#### Exercise goal
Note each line that includes the word "Lead". Copy those lines.

(Data excerpts)
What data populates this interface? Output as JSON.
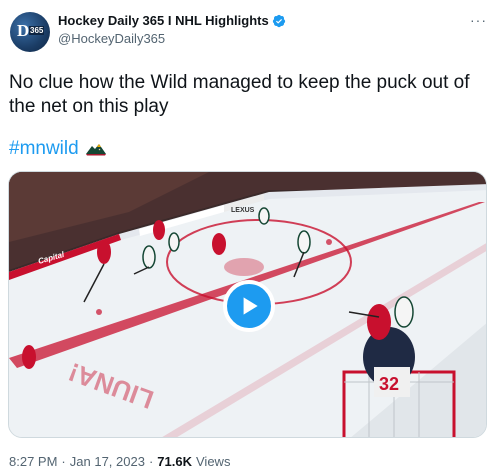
{
  "author": {
    "display_name": "Hockey Daily 365 I NHL Highlights",
    "handle": "@HockeyDaily365",
    "verified": true,
    "avatar_text": "D",
    "avatar_subtext": "365"
  },
  "more_label": "···",
  "tweet": {
    "text": "No clue how the Wild managed to keep the puck out of the net on this play",
    "hashtag": "#mnwild"
  },
  "media": {
    "type": "video",
    "rink_ads": [
      "LEXUS",
      "Capital",
      "LIUNA!",
      "32"
    ]
  },
  "meta": {
    "time": "8:27 PM",
    "separator": "·",
    "date": "Jan 17, 2023",
    "separator2": "·",
    "views_count": "71.6K",
    "views_label": "Views"
  },
  "colors": {
    "accent": "#1d9bf0",
    "text": "#0f1419",
    "secondary": "#536471",
    "border": "#cfd9de"
  }
}
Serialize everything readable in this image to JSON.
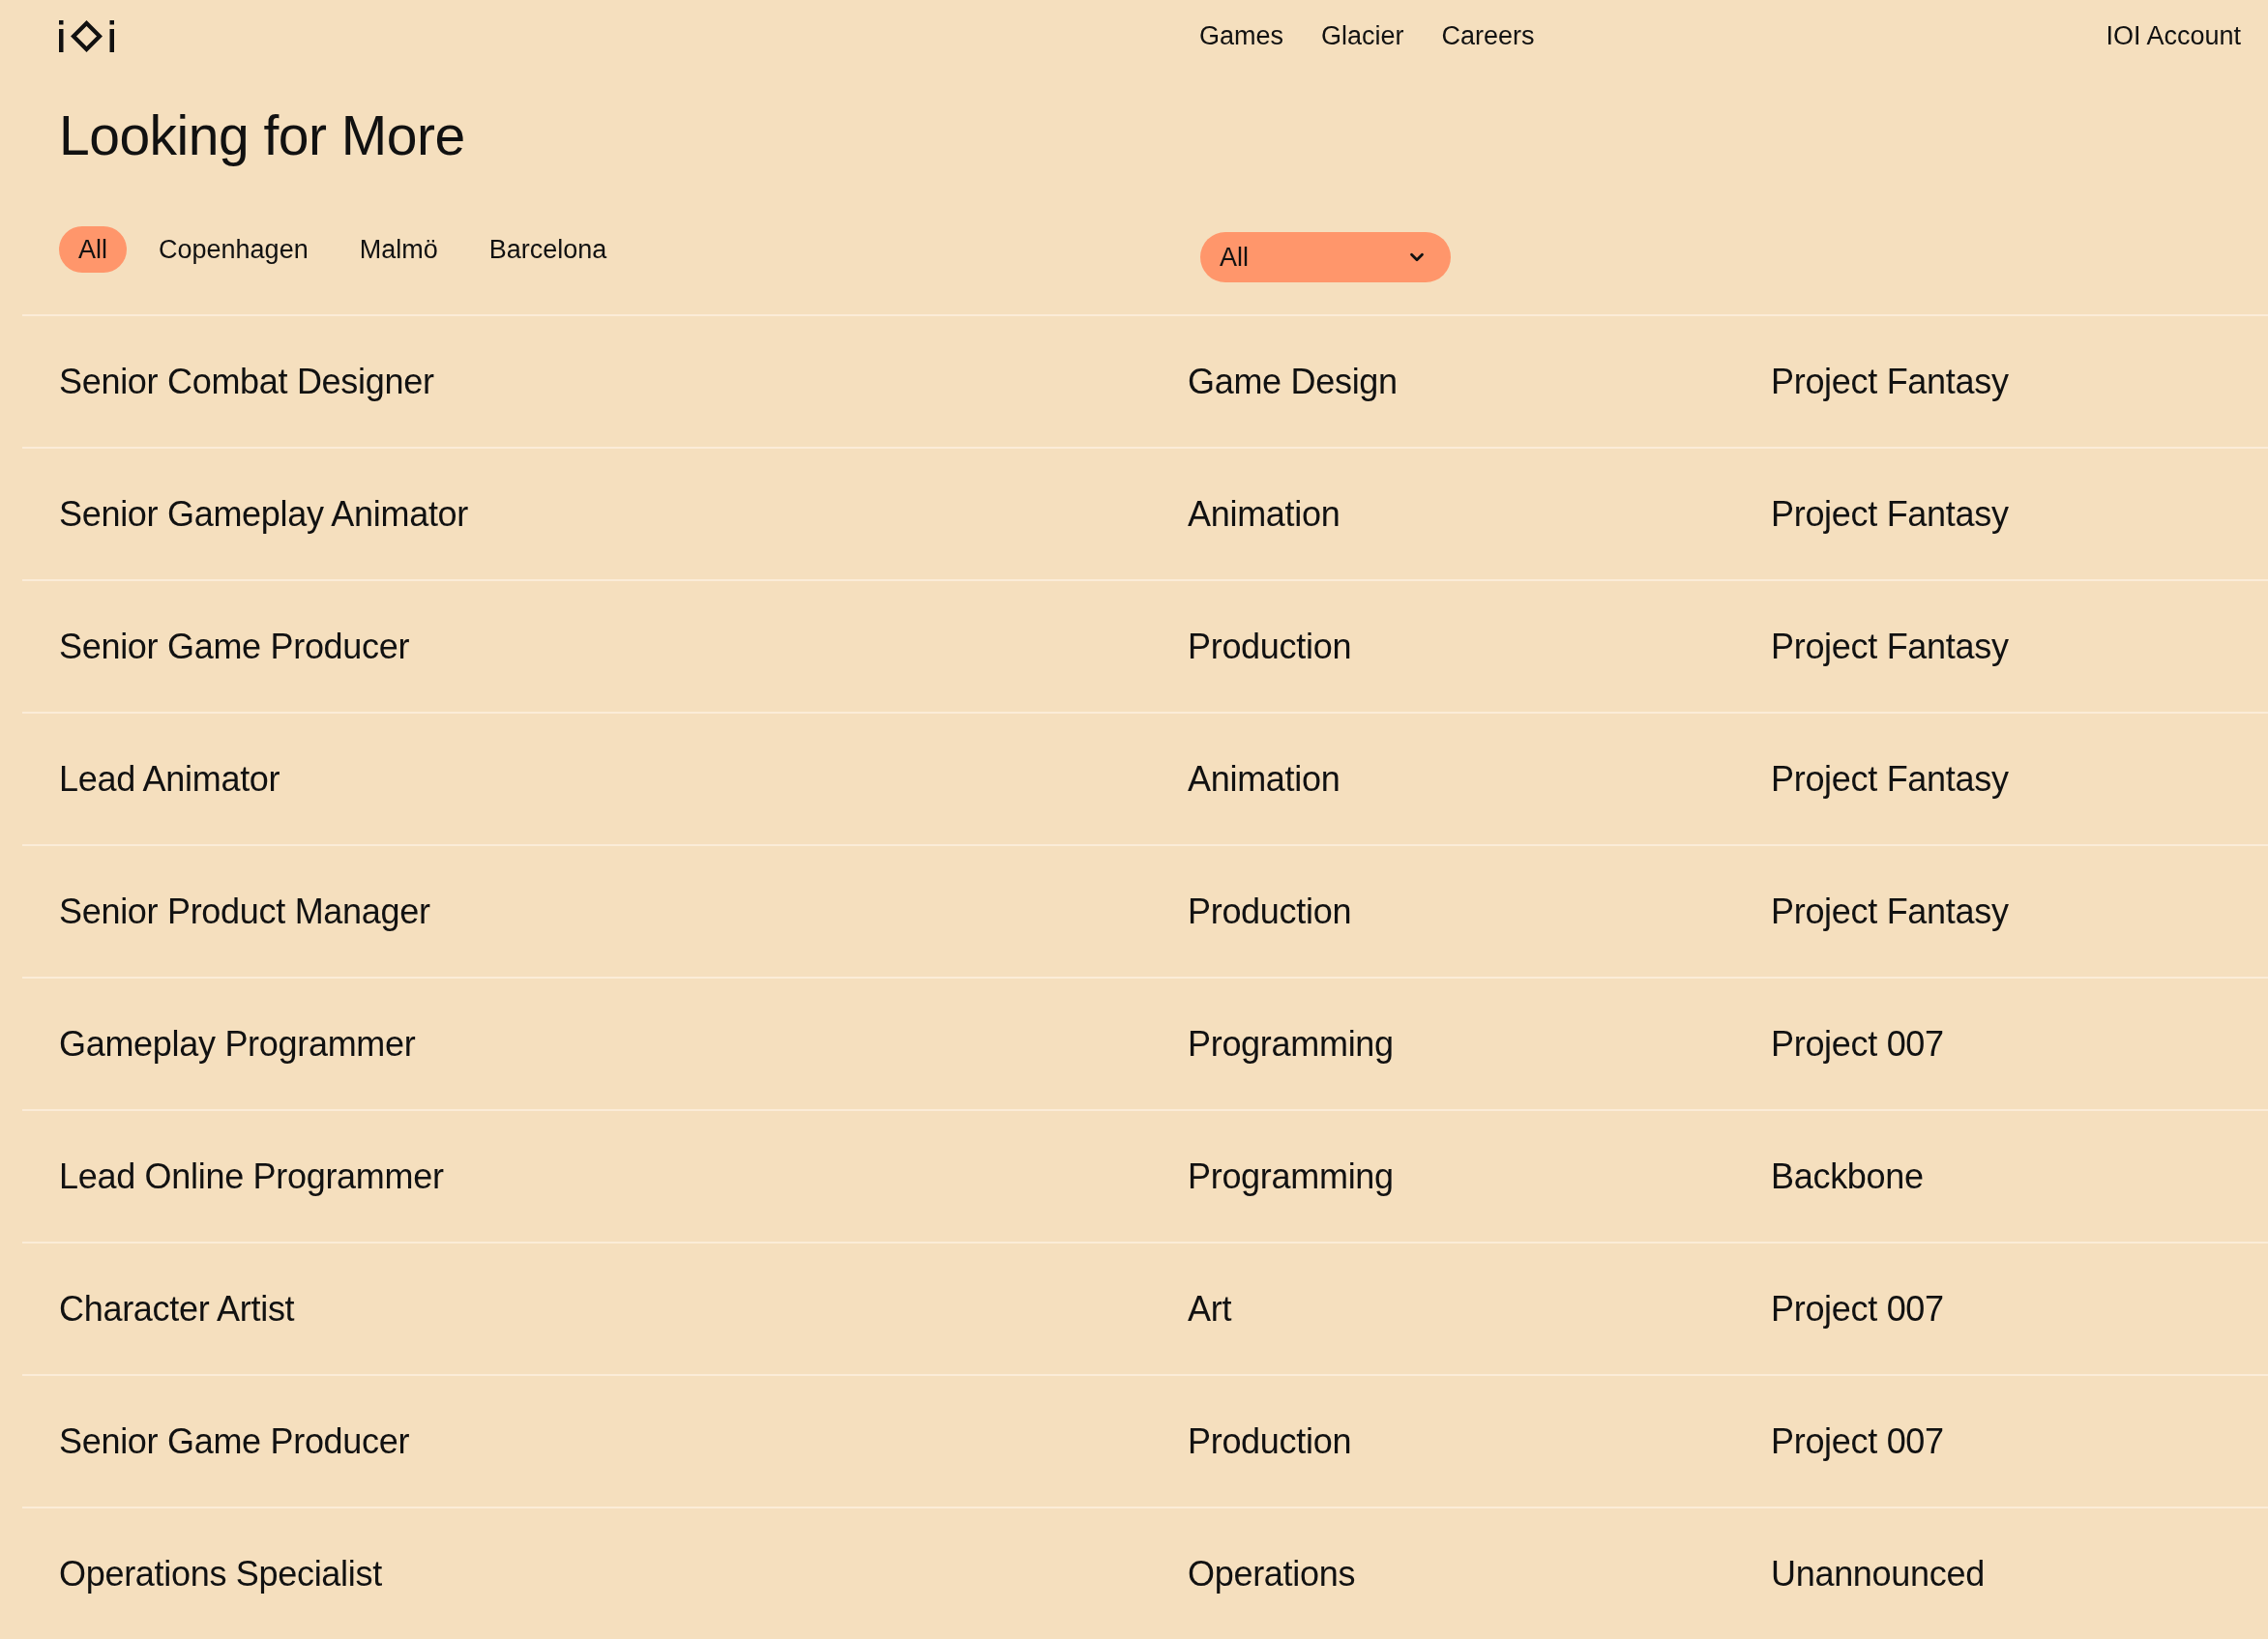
{
  "nav": {
    "links": [
      "Games",
      "Glacier",
      "Careers"
    ],
    "account": "IOI Account"
  },
  "heading": "Looking for More",
  "location_tabs": [
    {
      "label": "All",
      "selected": true
    },
    {
      "label": "Copenhagen",
      "selected": false
    },
    {
      "label": "Malmö",
      "selected": false
    },
    {
      "label": "Barcelona",
      "selected": false
    }
  ],
  "category_select": {
    "value": "All"
  },
  "jobs": [
    {
      "title": "Senior Combat Designer",
      "department": "Game Design",
      "project": "Project Fantasy"
    },
    {
      "title": "Senior Gameplay Animator",
      "department": "Animation",
      "project": "Project Fantasy"
    },
    {
      "title": "Senior Game Producer",
      "department": "Production",
      "project": "Project Fantasy"
    },
    {
      "title": "Lead Animator",
      "department": "Animation",
      "project": "Project Fantasy"
    },
    {
      "title": "Senior Product Manager",
      "department": "Production",
      "project": "Project Fantasy"
    },
    {
      "title": "Gameplay Programmer",
      "department": "Programming",
      "project": "Project 007"
    },
    {
      "title": "Lead Online Programmer",
      "department": "Programming",
      "project": "Backbone"
    },
    {
      "title": "Character Artist",
      "department": "Art",
      "project": "Project 007"
    },
    {
      "title": "Senior Game Producer",
      "department": "Production",
      "project": "Project 007"
    },
    {
      "title": "Operations Specialist",
      "department": "Operations",
      "project": "Unannounced"
    }
  ]
}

#### Task solution
      "title": "Lead Animator",
      "title": "Lead Online Programmer",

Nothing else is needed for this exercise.